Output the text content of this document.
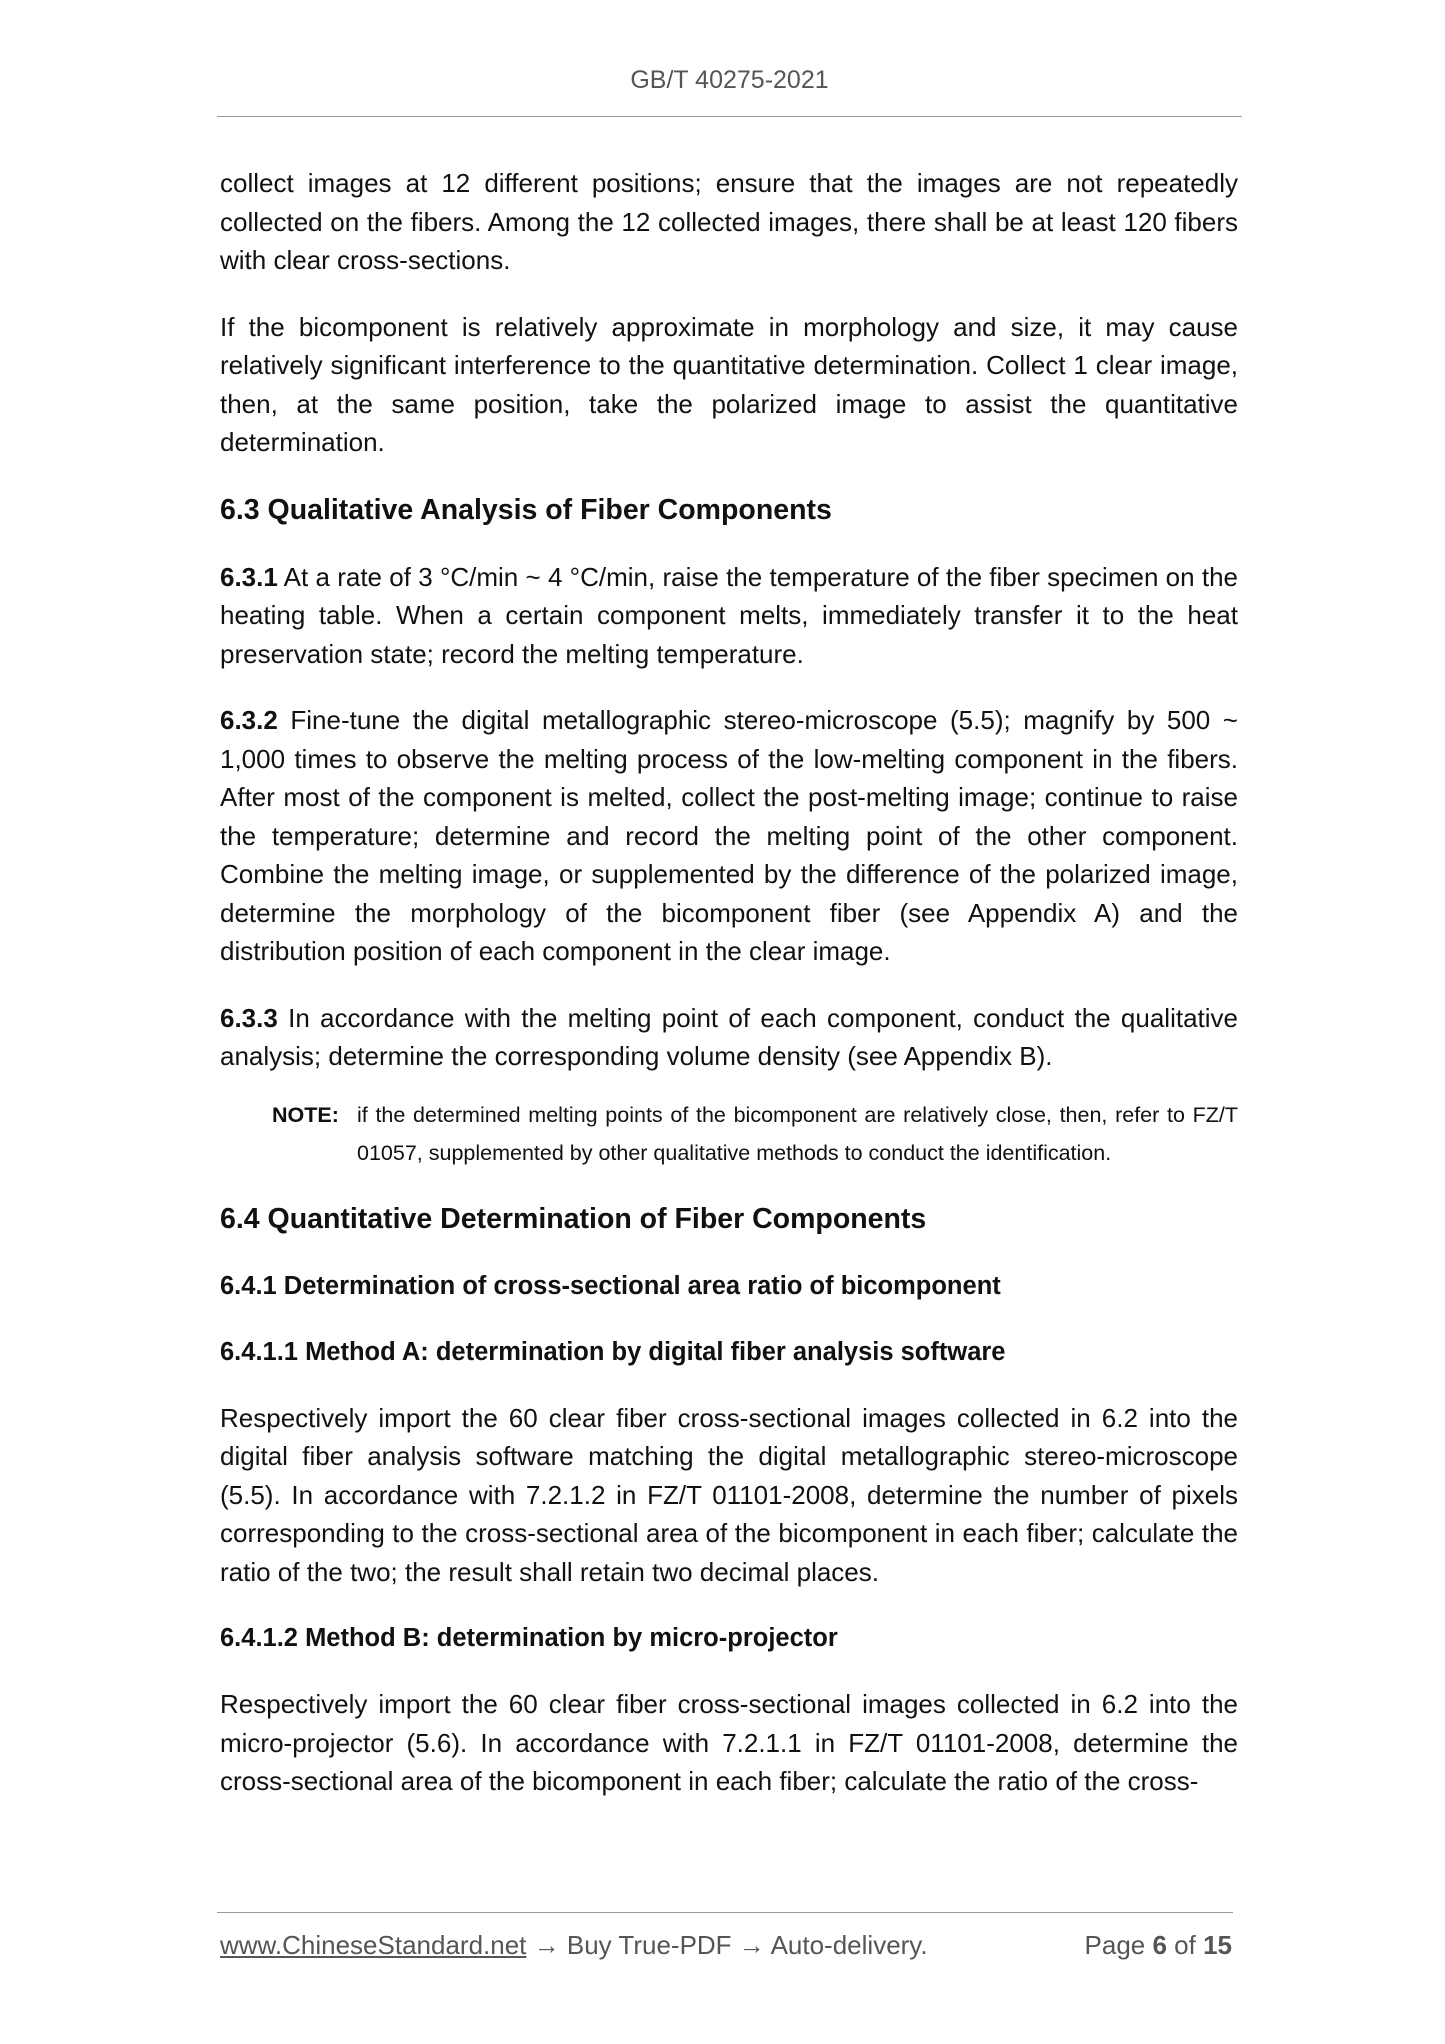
GB/T 40275-2021

collect images at 12 different positions; ensure that the images are not repeatedly collected on the fibers. Among the 12 collected images, there shall be at least 120 fibers with clear cross-sections.

If the bicomponent is relatively approximate in morphology and size, it may cause relatively significant interference to the quantitative determination. Collect 1 clear image, then, at the same position, take the polarized image to assist the quantitative determination.

6.3 Qualitative Analysis of Fiber Components

6.3.1 At a rate of 3 °C/min ~ 4 °C/min, raise the temperature of the fiber specimen on the heating table. When a certain component melts, immediately transfer it to the heat preservation state; record the melting temperature.

6.3.2 Fine-tune the digital metallographic stereo-microscope (5.5); magnify by 500 ~ 1,000 times to observe the melting process of the low-melting component in the fibers. After most of the component is melted, collect the post-melting image; continue to raise the temperature; determine and record the melting point of the other component. Combine the melting image, or supplemented by the difference of the polarized image, determine the morphology of the bicomponent fiber (see Appendix A) and the distribution position of each component in the clear image.

6.3.3 In accordance with the melting point of each component, conduct the qualitative analysis; determine the corresponding volume density (see Appendix B).

NOTE: if the determined melting points of the bicomponent are relatively close, then, refer to FZ/T 01057, supplemented by other qualitative methods to conduct the identification.
6.4 Quantitative Determination of Fiber Components
6.4.1 Determination of cross-sectional area ratio of bicomponent
6.4.1.1 Method A: determination by digital fiber analysis software

Respectively import the 60 clear fiber cross-sectional images collected in 6.2 into the digital fiber analysis software matching the digital metallographic stereo-microscope (5.5). In accordance with 7.2.1.2 in FZ/T 01101-2008, determine the number of pixels corresponding to the cross-sectional area of the bicomponent in each fiber; calculate the ratio of the two; the result shall retain two decimal places.

6.4.1.2 Method B: determination by micro-projector

Respectively import the 60 clear fiber cross-sectional images collected in 6.2 into the micro-projector (5.6). In accordance with 7.2.1.1 in FZ/T 01101-2008, determine the cross-sectional area of the bicomponent in each fiber; calculate the ratio of the cross-

www.ChineseStandard.net → Buy True-PDF → Auto-delivery.	Page 6 of 15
⁂
=== WRITTEN PROBLEM ===
Return all lines containing the word "relatively".

=== RESPONSE TO THIS TASK ===
If the bicomponent is relatively approximate in morphology and size, it may cause relatively significant interference to the quantitative determination. Collect 1 clear image, then, at the same position, take the polarized image to assist the quantitative determination.
NOTE: if the determined melting points of the bicomponent are relatively close, then, refer to FZ/T 01057, supplemented by other qualitative methods to conduct the identification.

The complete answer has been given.